TASK DESCRIPTION
Write the data out again exactly, with no pictures.
::: LISTED RECORDS
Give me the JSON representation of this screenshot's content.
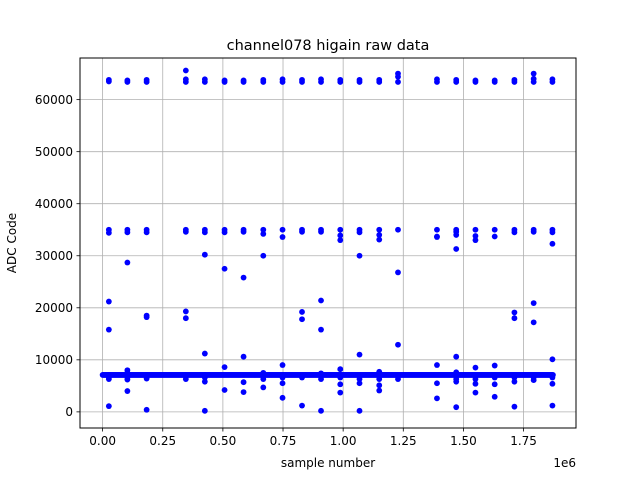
{
  "chart_data": {
    "type": "scatter",
    "title": "channel078 higain raw data",
    "xlabel": "sample number",
    "ylabel": "ADC Code",
    "x_offset_label": "1e6",
    "xlim": [
      -0.094,
      1.968
    ],
    "ylim": [
      -3100,
      68000
    ],
    "grid": true,
    "marker_color": "#0000ff",
    "x_ticks": [
      {
        "value": 0.0,
        "label": "0.00"
      },
      {
        "value": 0.25,
        "label": "0.25"
      },
      {
        "value": 0.5,
        "label": "0.50"
      },
      {
        "value": 0.75,
        "label": "0.75"
      },
      {
        "value": 1.0,
        "label": "1.00"
      },
      {
        "value": 1.25,
        "label": "1.25"
      },
      {
        "value": 1.5,
        "label": "1.50"
      },
      {
        "value": 1.75,
        "label": "1.75"
      }
    ],
    "y_ticks": [
      {
        "value": 0,
        "label": "0"
      },
      {
        "value": 10000,
        "label": "10000"
      },
      {
        "value": 20000,
        "label": "20000"
      },
      {
        "value": 30000,
        "label": "30000"
      },
      {
        "value": 40000,
        "label": "40000"
      },
      {
        "value": 50000,
        "label": "50000"
      },
      {
        "value": 60000,
        "label": "60000"
      }
    ],
    "baseline": {
      "y": 7100,
      "x_start": 0.0,
      "x_end": 1.875
    },
    "x": [
      0.026,
      0.026,
      0.026,
      0.026,
      0.026,
      0.026,
      0.026,
      0.026,
      0.026,
      0.026,
      0.103,
      0.103,
      0.103,
      0.103,
      0.103,
      0.103,
      0.103,
      0.103,
      0.103,
      0.103,
      0.103,
      0.183,
      0.183,
      0.183,
      0.183,
      0.183,
      0.183,
      0.183,
      0.183,
      0.183,
      0.346,
      0.346,
      0.346,
      0.346,
      0.346,
      0.346,
      0.346,
      0.346,
      0.346,
      0.425,
      0.425,
      0.425,
      0.425,
      0.425,
      0.425,
      0.425,
      0.425,
      0.425,
      0.425,
      0.507,
      0.507,
      0.507,
      0.507,
      0.507,
      0.507,
      0.507,
      0.586,
      0.586,
      0.586,
      0.586,
      0.586,
      0.586,
      0.586,
      0.586,
      0.668,
      0.668,
      0.668,
      0.668,
      0.668,
      0.668,
      0.668,
      0.668,
      0.748,
      0.748,
      0.748,
      0.748,
      0.748,
      0.748,
      0.748,
      0.748,
      0.748,
      0.829,
      0.829,
      0.829,
      0.829,
      0.829,
      0.829,
      0.829,
      0.829,
      0.908,
      0.908,
      0.908,
      0.908,
      0.908,
      0.908,
      0.908,
      0.908,
      0.908,
      0.988,
      0.988,
      0.988,
      0.988,
      0.988,
      0.988,
      0.988,
      0.988,
      0.988,
      1.068,
      1.068,
      1.068,
      1.068,
      1.068,
      1.068,
      1.068,
      1.068,
      1.068,
      1.15,
      1.15,
      1.15,
      1.15,
      1.15,
      1.15,
      1.15,
      1.15,
      1.15,
      1.228,
      1.228,
      1.228,
      1.228,
      1.228,
      1.228,
      1.228,
      1.39,
      1.39,
      1.39,
      1.39,
      1.39,
      1.39,
      1.39,
      1.39,
      1.47,
      1.47,
      1.47,
      1.47,
      1.47,
      1.47,
      1.47,
      1.47,
      1.47,
      1.47,
      1.47,
      1.55,
      1.55,
      1.55,
      1.55,
      1.55,
      1.55,
      1.55,
      1.55,
      1.55,
      1.63,
      1.63,
      1.63,
      1.63,
      1.63,
      1.63,
      1.63,
      1.63,
      1.712,
      1.712,
      1.712,
      1.712,
      1.712,
      1.712,
      1.712,
      1.712,
      1.712,
      1.792,
      1.792,
      1.792,
      1.792,
      1.792,
      1.792,
      1.792,
      1.792,
      1.792,
      1.87,
      1.87,
      1.87,
      1.87,
      1.87,
      1.87,
      1.87,
      1.87,
      1.87
    ],
    "y": [
      63500,
      63800,
      35000,
      34400,
      21200,
      15800,
      6600,
      6300,
      1100,
      7100,
      63400,
      63700,
      35000,
      34500,
      28700,
      8000,
      6600,
      6200,
      4000,
      7100,
      7500,
      63400,
      63800,
      35000,
      34500,
      18500,
      18200,
      6400,
      400,
      7100,
      65600,
      63900,
      63400,
      35000,
      34600,
      19300,
      18000,
      6300,
      7100,
      63400,
      63900,
      35000,
      34500,
      30200,
      11200,
      6600,
      5800,
      200,
      7100,
      63400,
      63700,
      35000,
      34500,
      27500,
      8600,
      4200,
      63400,
      63700,
      35000,
      34600,
      25800,
      10600,
      5700,
      3800,
      63400,
      63800,
      35000,
      34200,
      30000,
      7500,
      6300,
      4700,
      63400,
      63900,
      35000,
      33600,
      9000,
      6600,
      5500,
      2700,
      7100,
      63400,
      63800,
      35000,
      34600,
      19200,
      17800,
      6600,
      1200,
      63400,
      63900,
      35000,
      34600,
      21400,
      15800,
      7400,
      6300,
      200,
      63400,
      63800,
      35000,
      33900,
      33000,
      8200,
      6600,
      5300,
      3700,
      63400,
      63800,
      35000,
      34500,
      30000,
      11000,
      6300,
      5500,
      200,
      63400,
      63800,
      35000,
      34000,
      33100,
      7700,
      6300,
      5100,
      4100,
      65000,
      64400,
      63400,
      35000,
      26800,
      12900,
      6300,
      63400,
      63900,
      35000,
      33700,
      33600,
      9000,
      5500,
      2600,
      63400,
      63800,
      35000,
      34600,
      34000,
      31300,
      10600,
      7600,
      6300,
      5800,
      900,
      63400,
      63700,
      35000,
      33800,
      33000,
      8500,
      6300,
      5400,
      3700,
      63400,
      63700,
      35000,
      33700,
      8900,
      6600,
      5300,
      2900,
      63400,
      63800,
      35000,
      34500,
      19100,
      18000,
      6600,
      5800,
      1000,
      65000,
      64000,
      63400,
      35000,
      34600,
      20900,
      17200,
      6600,
      6100,
      63400,
      63900,
      35000,
      34500,
      32300,
      10100,
      6600,
      5400,
      1200
    ]
  }
}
::::::
THE ANSWER
Give me the JSON representation of this screenshot's content.
{
  "chart_data": {
    "type": "scatter",
    "title": "channel078 higain raw data",
    "xlabel": "sample number",
    "ylabel": "ADC Code",
    "x_offset_label": "1e6",
    "xlim": [
      -0.094,
      1.968
    ],
    "ylim": [
      -3100,
      68000
    ],
    "grid": true,
    "marker_color": "#0000ff",
    "x_ticks": [
      {
        "value": 0.0,
        "label": "0.00"
      },
      {
        "value": 0.25,
        "label": "0.25"
      },
      {
        "value": 0.5,
        "label": "0.50"
      },
      {
        "value": 0.75,
        "label": "0.75"
      },
      {
        "value": 1.0,
        "label": "1.00"
      },
      {
        "value": 1.25,
        "label": "1.25"
      },
      {
        "value": 1.5,
        "label": "1.50"
      },
      {
        "value": 1.75,
        "label": "1.75"
      }
    ],
    "y_ticks": [
      {
        "value": 0,
        "label": "0"
      },
      {
        "value": 10000,
        "label": "10000"
      },
      {
        "value": 20000,
        "label": "20000"
      },
      {
        "value": 30000,
        "label": "30000"
      },
      {
        "value": 40000,
        "label": "40000"
      },
      {
        "value": 50000,
        "label": "50000"
      },
      {
        "value": 60000,
        "label": "60000"
      }
    ],
    "baseline": {
      "y": 7100,
      "x_start": 0.0,
      "x_end": 1.875
    },
    "x": [
      0.026,
      0.026,
      0.026,
      0.026,
      0.026,
      0.026,
      0.026,
      0.026,
      0.026,
      0.026,
      0.103,
      0.103,
      0.103,
      0.103,
      0.103,
      0.103,
      0.103,
      0.103,
      0.103,
      0.103,
      0.103,
      0.183,
      0.183,
      0.183,
      0.183,
      0.183,
      0.183,
      0.183,
      0.183,
      0.183,
      0.346,
      0.346,
      0.346,
      0.346,
      0.346,
      0.346,
      0.346,
      0.346,
      0.346,
      0.425,
      0.425,
      0.425,
      0.425,
      0.425,
      0.425,
      0.425,
      0.425,
      0.425,
      0.425,
      0.507,
      0.507,
      0.507,
      0.507,
      0.507,
      0.507,
      0.507,
      0.586,
      0.586,
      0.586,
      0.586,
      0.586,
      0.586,
      0.586,
      0.586,
      0.668,
      0.668,
      0.668,
      0.668,
      0.668,
      0.668,
      0.668,
      0.668,
      0.748,
      0.748,
      0.748,
      0.748,
      0.748,
      0.748,
      0.748,
      0.748,
      0.748,
      0.829,
      0.829,
      0.829,
      0.829,
      0.829,
      0.829,
      0.829,
      0.829,
      0.908,
      0.908,
      0.908,
      0.908,
      0.908,
      0.908,
      0.908,
      0.908,
      0.908,
      0.988,
      0.988,
      0.988,
      0.988,
      0.988,
      0.988,
      0.988,
      0.988,
      0.988,
      1.068,
      1.068,
      1.068,
      1.068,
      1.068,
      1.068,
      1.068,
      1.068,
      1.068,
      1.15,
      1.15,
      1.15,
      1.15,
      1.15,
      1.15,
      1.15,
      1.15,
      1.15,
      1.228,
      1.228,
      1.228,
      1.228,
      1.228,
      1.228,
      1.228,
      1.39,
      1.39,
      1.39,
      1.39,
      1.39,
      1.39,
      1.39,
      1.39,
      1.47,
      1.47,
      1.47,
      1.47,
      1.47,
      1.47,
      1.47,
      1.47,
      1.47,
      1.47,
      1.47,
      1.55,
      1.55,
      1.55,
      1.55,
      1.55,
      1.55,
      1.55,
      1.55,
      1.55,
      1.63,
      1.63,
      1.63,
      1.63,
      1.63,
      1.63,
      1.63,
      1.63,
      1.712,
      1.712,
      1.712,
      1.712,
      1.712,
      1.712,
      1.712,
      1.712,
      1.712,
      1.792,
      1.792,
      1.792,
      1.792,
      1.792,
      1.792,
      1.792,
      1.792,
      1.792,
      1.87,
      1.87,
      1.87,
      1.87,
      1.87,
      1.87,
      1.87,
      1.87,
      1.87
    ],
    "y": [
      63500,
      63800,
      35000,
      34400,
      21200,
      15800,
      6600,
      6300,
      1100,
      7100,
      63400,
      63700,
      35000,
      34500,
      28700,
      8000,
      6600,
      6200,
      4000,
      7100,
      7500,
      63400,
      63800,
      35000,
      34500,
      18500,
      18200,
      6400,
      400,
      7100,
      65600,
      63900,
      63400,
      35000,
      34600,
      19300,
      18000,
      6300,
      7100,
      63400,
      63900,
      35000,
      34500,
      30200,
      11200,
      6600,
      5800,
      200,
      7100,
      63400,
      63700,
      35000,
      34500,
      27500,
      8600,
      4200,
      63400,
      63700,
      35000,
      34600,
      25800,
      10600,
      5700,
      3800,
      63400,
      63800,
      35000,
      34200,
      30000,
      7500,
      6300,
      4700,
      63400,
      63900,
      35000,
      33600,
      9000,
      6600,
      5500,
      2700,
      7100,
      63400,
      63800,
      35000,
      34600,
      19200,
      17800,
      6600,
      1200,
      63400,
      63900,
      35000,
      34600,
      21400,
      15800,
      7400,
      6300,
      200,
      63400,
      63800,
      35000,
      33900,
      33000,
      8200,
      6600,
      5300,
      3700,
      63400,
      63800,
      35000,
      34500,
      30000,
      11000,
      6300,
      5500,
      200,
      63400,
      63800,
      35000,
      34000,
      33100,
      7700,
      6300,
      5100,
      4100,
      65000,
      64400,
      63400,
      35000,
      26800,
      12900,
      6300,
      63400,
      63900,
      35000,
      33700,
      33600,
      9000,
      5500,
      2600,
      63400,
      63800,
      35000,
      34600,
      34000,
      31300,
      10600,
      7600,
      6300,
      5800,
      900,
      63400,
      63700,
      35000,
      33800,
      33000,
      8500,
      6300,
      5400,
      3700,
      63400,
      63700,
      35000,
      33700,
      8900,
      6600,
      5300,
      2900,
      63400,
      63800,
      35000,
      34500,
      19100,
      18000,
      6600,
      5800,
      1000,
      65000,
      64000,
      63400,
      35000,
      34600,
      20900,
      17200,
      6600,
      6100,
      63400,
      63900,
      35000,
      34500,
      32300,
      10100,
      6600,
      5400,
      1200
    ]
  }
}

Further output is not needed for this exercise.